> STORED RECORDS

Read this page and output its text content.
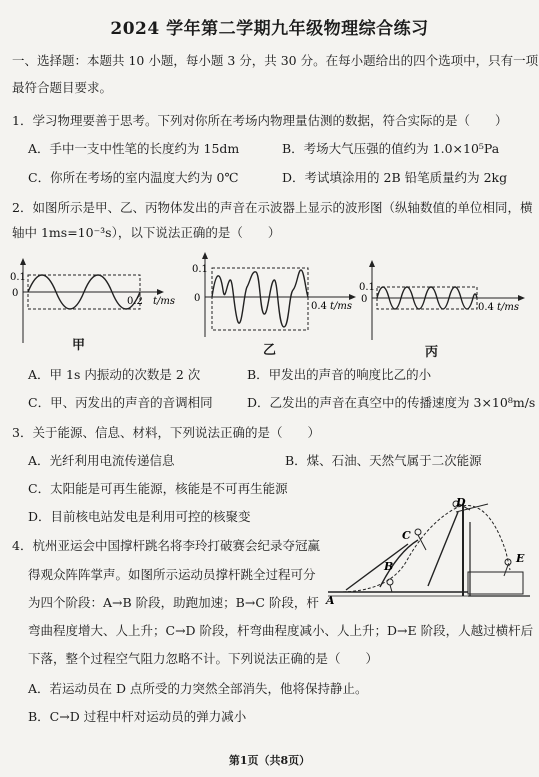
2024 学年第二学期九年级物理综合练习
一、选择题：本题共 10 小题，每小题 3 分，共 30 分。在每小题给出的四个选项中，只有一项
最符合题目要求。
1．学习物理要善于思考。下列对你所在考场内物理量估测的数据，符合实际的是（　　）
A．手中一支中性笔的长度约为 15dm	B．考场大气压强的值约为 1.0×10⁵Pa
C．你所在考场的室内温度大约为 0℃	D．考试填涂用的 2B 铅笔质量约为 2kg
2．如图所示是甲、乙、丙物体发出的声音在示波器上显示的波形图（纵轴数值的单位相同，横
轴中 1ms=10⁻³s），以下说法正确的是（　　）
0.1
0
0.2 t/ms
甲
0.1
0
0.4 t/ms
乙
0.1
0
0.4 t/ms
丙
A．甲 1s 内振动的次数是 2 次	B．甲发出的声音的响度比乙的小
C．甲、丙发出的声音的音调相同	D．乙发出的声音在真空中的传播速度为 3×10⁸m/s
3．关于能源、信息、材料，下列说法正确的是（　　）
A．光纤利用电流传递信息	B．煤、石油、天然气属于二次能源
C．太阳能是可再生能源，核能是不可再生能源
D．目前核电站发电是利用可控的核聚变
A
B
C
D
E
4．杭州亚运会中国撑杆跳名将李玲打破赛会纪录夺冠赢
得观众阵阵掌声。如图所示运动员撑杆跳全过程可分
为四个阶段：A→B 阶段，助跑加速；B→C 阶段，杆
弯曲程度增大、人上升；C→D 阶段，杆弯曲程度减小、人上升；D→E 阶段，人越过横杆后
下落，整个过程空气阻力忽略不计。下列说法正确的是（　　）
A．若运动员在 D 点所受的力突然全部消失，他将保持静止。
B．C→D 过程中杆对运动员的弹力减小
第1页（共8页）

> WORK TO BE COMPLETED
Strip the images and reproduce the remaining records precisely.

> CORRECT RESPONSE
Read this page and output its text content.
2024 学年第二学期九年级物理综合练习
一、选择题：本题共 10 小题，每小题 3 分，共 30 分。在每小题给出的四个选项中，只有一项
最符合题目要求。
1．学习物理要善于思考。下列对你所在考场内物理量估测的数据，符合实际的是（　　）
A．手中一支中性笔的长度约为 15dm	B．考场大气压强的值约为 1.0×10⁵Pa
C．你所在考场的室内温度大约为 0℃	D．考试填涂用的 2B 铅笔质量约为 2kg
2．如图所示是甲、乙、丙物体发出的声音在示波器上显示的波形图（纵轴数值的单位相同，横
轴中 1ms=10⁻³s），以下说法正确的是（　　）
0.1
0
0.2 t/ms
甲
0.1
0
0.4 t/ms
乙
0.1
0
0.4 t/ms
丙
A．甲 1s 内振动的次数是 2 次	B．甲发出的声音的响度比乙的小
C．甲、丙发出的声音的音调相同	D．乙发出的声音在真空中的传播速度为 3×10⁸m/s
3．关于能源、信息、材料，下列说法正确的是（　　）
A．光纤利用电流传递信息	B．煤、石油、天然气属于二次能源
C．太阳能是可再生能源，核能是不可再生能源
D．目前核电站发电是利用可控的核聚变
A
B
C
D
E
4．杭州亚运会中国撑杆跳名将李玲打破赛会纪录夺冠赢
得观众阵阵掌声。如图所示运动员撑杆跳全过程可分
为四个阶段：A→B 阶段，助跑加速；B→C 阶段，杆
弯曲程度增大、人上升；C→D 阶段，杆弯曲程度减小、人上升；D→E 阶段，人越过横杆后
下落，整个过程空气阻力忽略不计。下列说法正确的是（　　）
A．若运动员在 D 点所受的力突然全部消失，他将保持静止。
B．C→D 过程中杆对运动员的弹力减小
第1页（共8页）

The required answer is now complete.